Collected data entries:
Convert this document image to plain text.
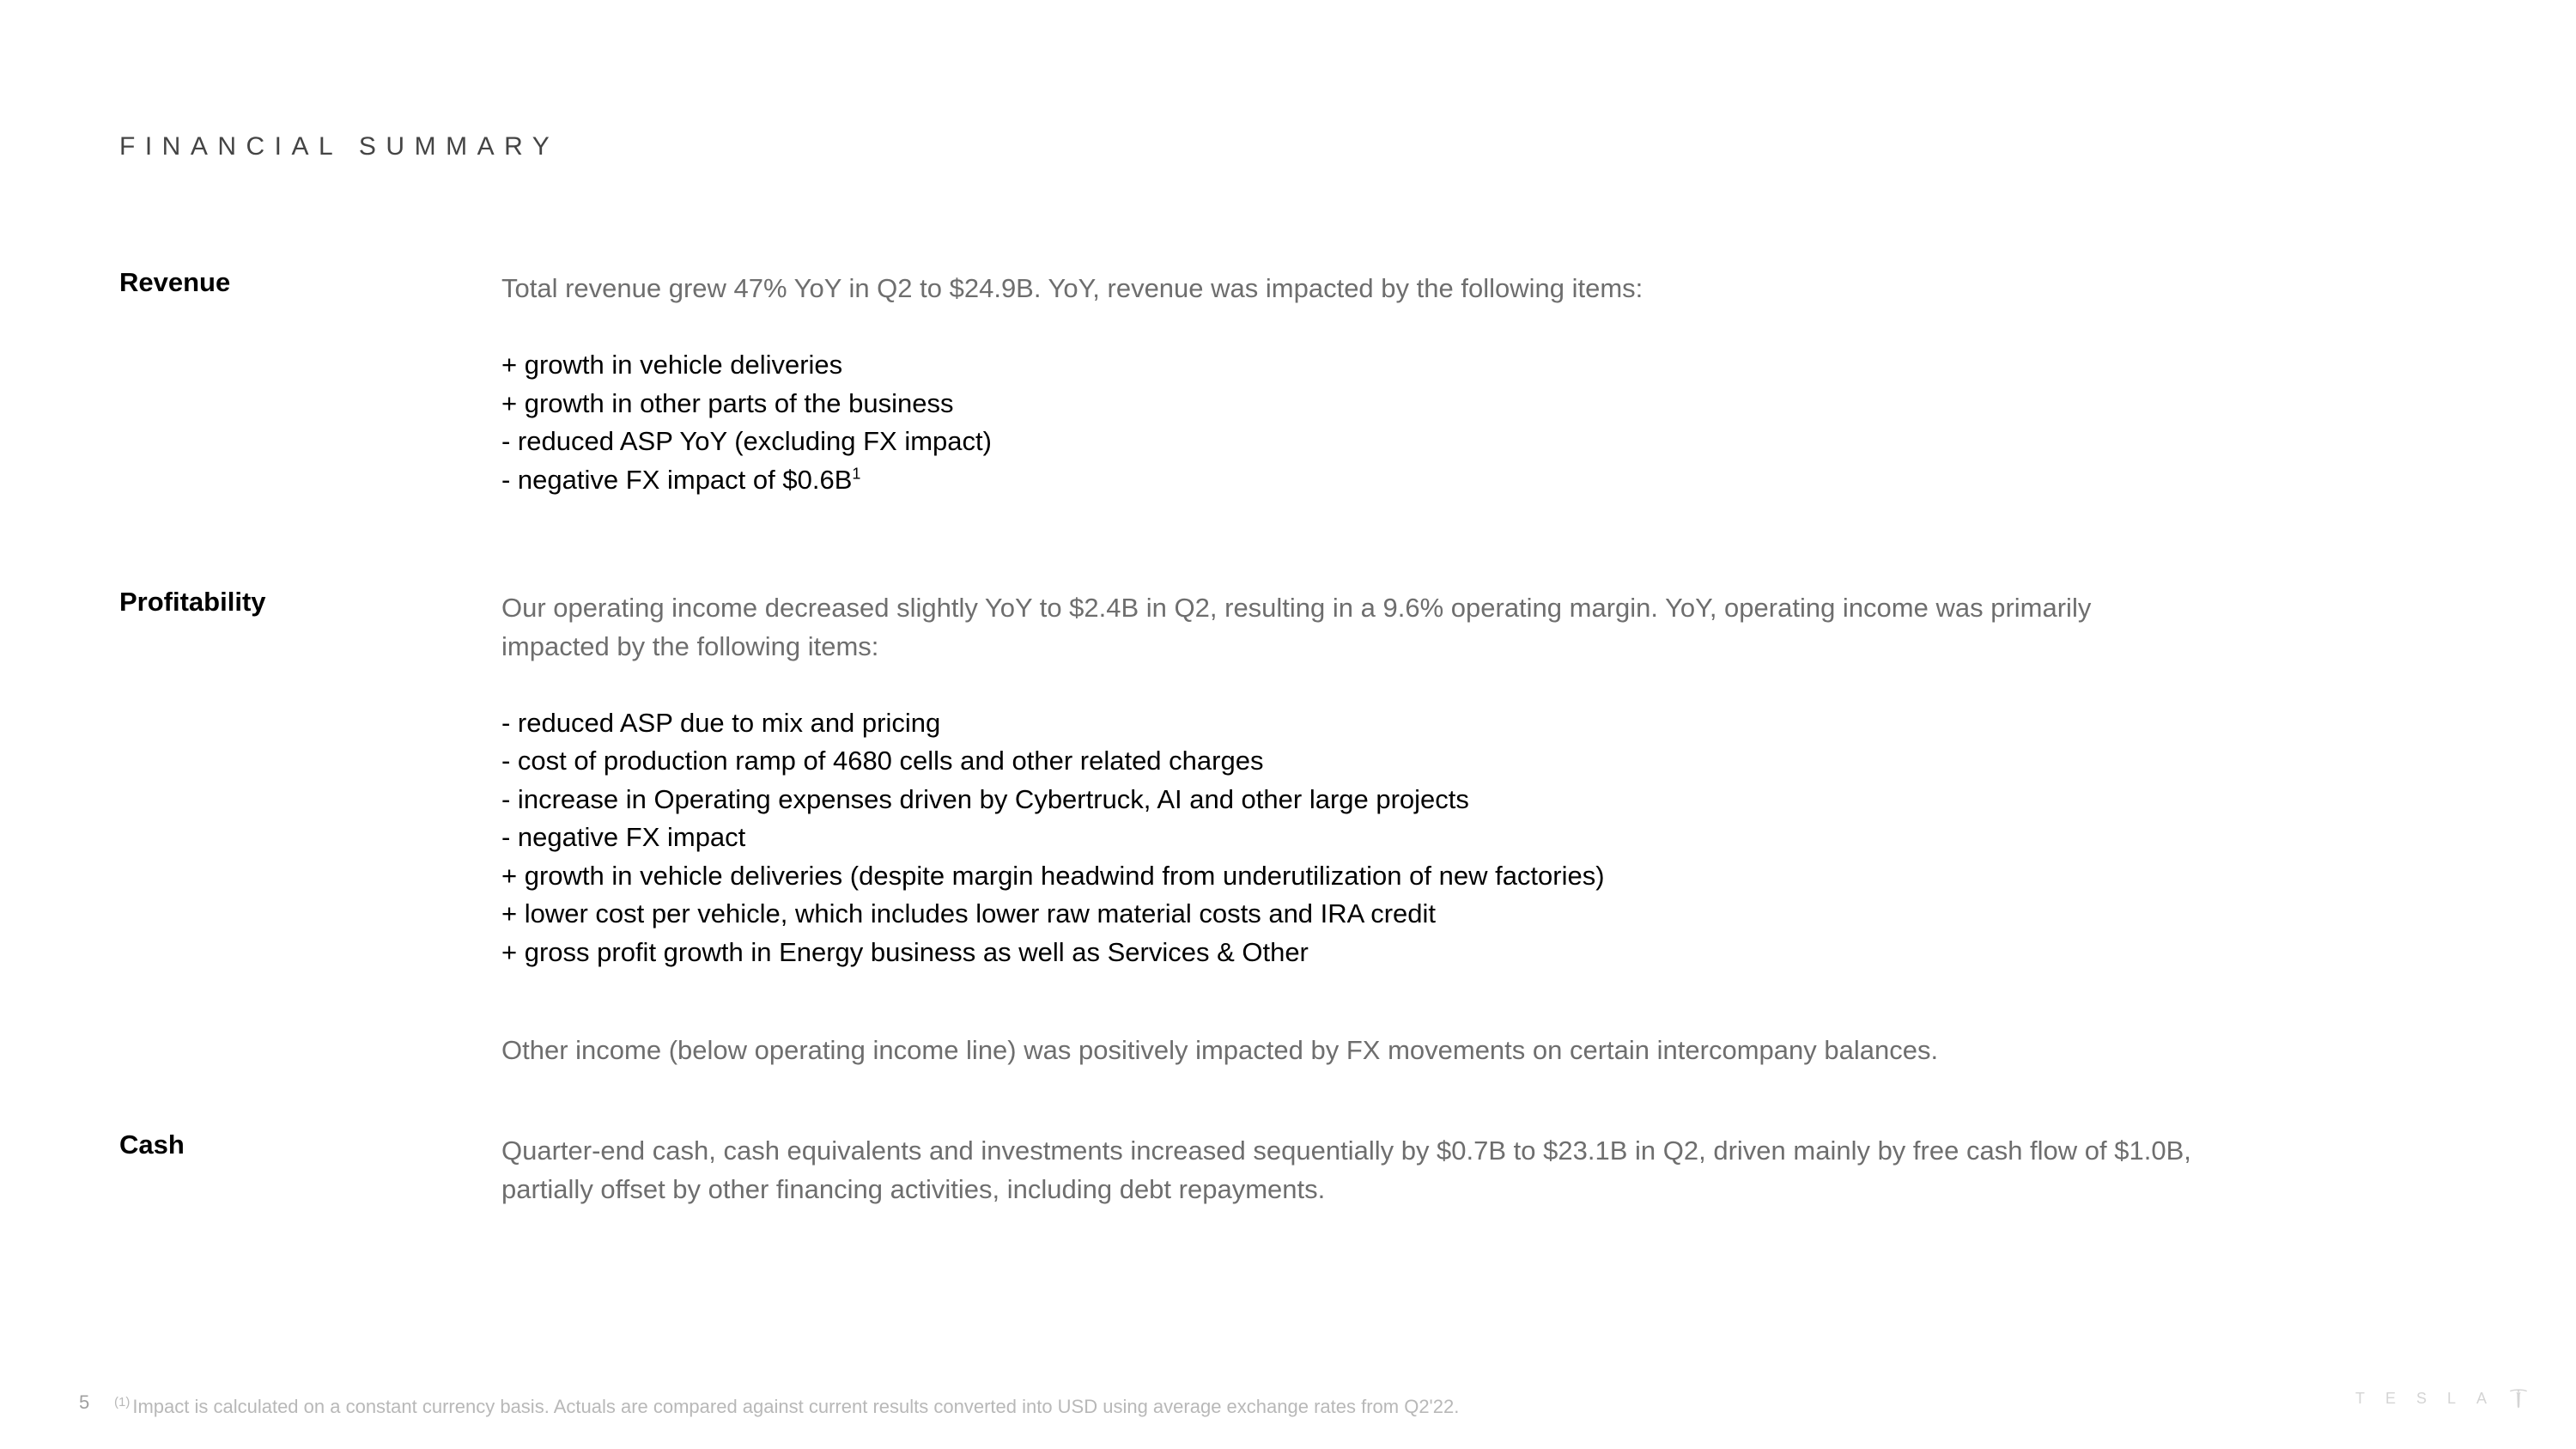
FINANCIAL SUMMARY
Revenue	Total revenue grew 47% YoY in Q2 to $24.9B. YoY, revenue was impacted by the following items:

+ growth in vehicle deliveries
+ growth in other parts of the business
- reduced ASP YoY (excluding FX impact)
- negative FX impact of $\$0.6B^1$
Profitability	Our operating income decreased slightly YoY to $2.4B in Q2, resulting in a 9.6% operating margin. YoY, operating income was primarily
impacted by the following items:

- reduced ASP due to mix and pricing
- cost of production ramp of 4680 cells and other related charges
- increase in Operating expenses driven by Cybertruck, AI and other large projects
- negative FX impact
+ growth in vehicle deliveries (despite margin headwind from underutilization of new factories)
+ lower cost per vehicle, which includes lower raw material costs and IRA credit
+ gross profit growth in Energy business as well as Services & Other

Other income (below operating income line) was positively impacted by FX movements on certain intercompany balances.

Cash	Quarter-end cash, cash equivalents and investments increased sequentially by $0.7B to $23.1B in Q2, driven mainly by free cash flow of $1.0B,
partially offset by other financing activities, including debt repayments.

5 $^{(1)}$ Impact is calculated on a constant currency basis. Actuals are compared against current results converted into USD using average exchange rates from Q2'22.	TESLA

- _Work to be completed_
Output the lines above in full and exactly. Leave out every picture.

- _Written solution_
Convert this document image to plain text.
FINANCIAL SUMMARY
Revenue	Total revenue grew 47% YoY in Q2 to $24.9B. YoY, revenue was impacted by the following items:

+ growth in vehicle deliveries
+ growth in other parts of the business
- reduced ASP YoY (excluding FX impact)
- negative FX impact of $\$0.6B^1$
Profitability	Our operating income decreased slightly YoY to $2.4B in Q2, resulting in a 9.6% operating margin. YoY, operating income was primarily
impacted by the following items:

- reduced ASP due to mix and pricing
- cost of production ramp of 4680 cells and other related charges
- increase in Operating expenses driven by Cybertruck, AI and other large projects
- negative FX impact
+ growth in vehicle deliveries (despite margin headwind from underutilization of new factories)
+ lower cost per vehicle, which includes lower raw material costs and IRA credit
+ gross profit growth in Energy business as well as Services & Other

Other income (below operating income line) was positively impacted by FX movements on certain intercompany balances.

Cash	Quarter-end cash, cash equivalents and investments increased sequentially by $0.7B to $23.1B in Q2, driven mainly by free cash flow of $1.0B,
partially offset by other financing activities, including debt repayments.

5 $^{(1)}$ Impact is calculated on a constant currency basis. Actuals are compared against current results converted into USD using average exchange rates from Q2'22.	TESLA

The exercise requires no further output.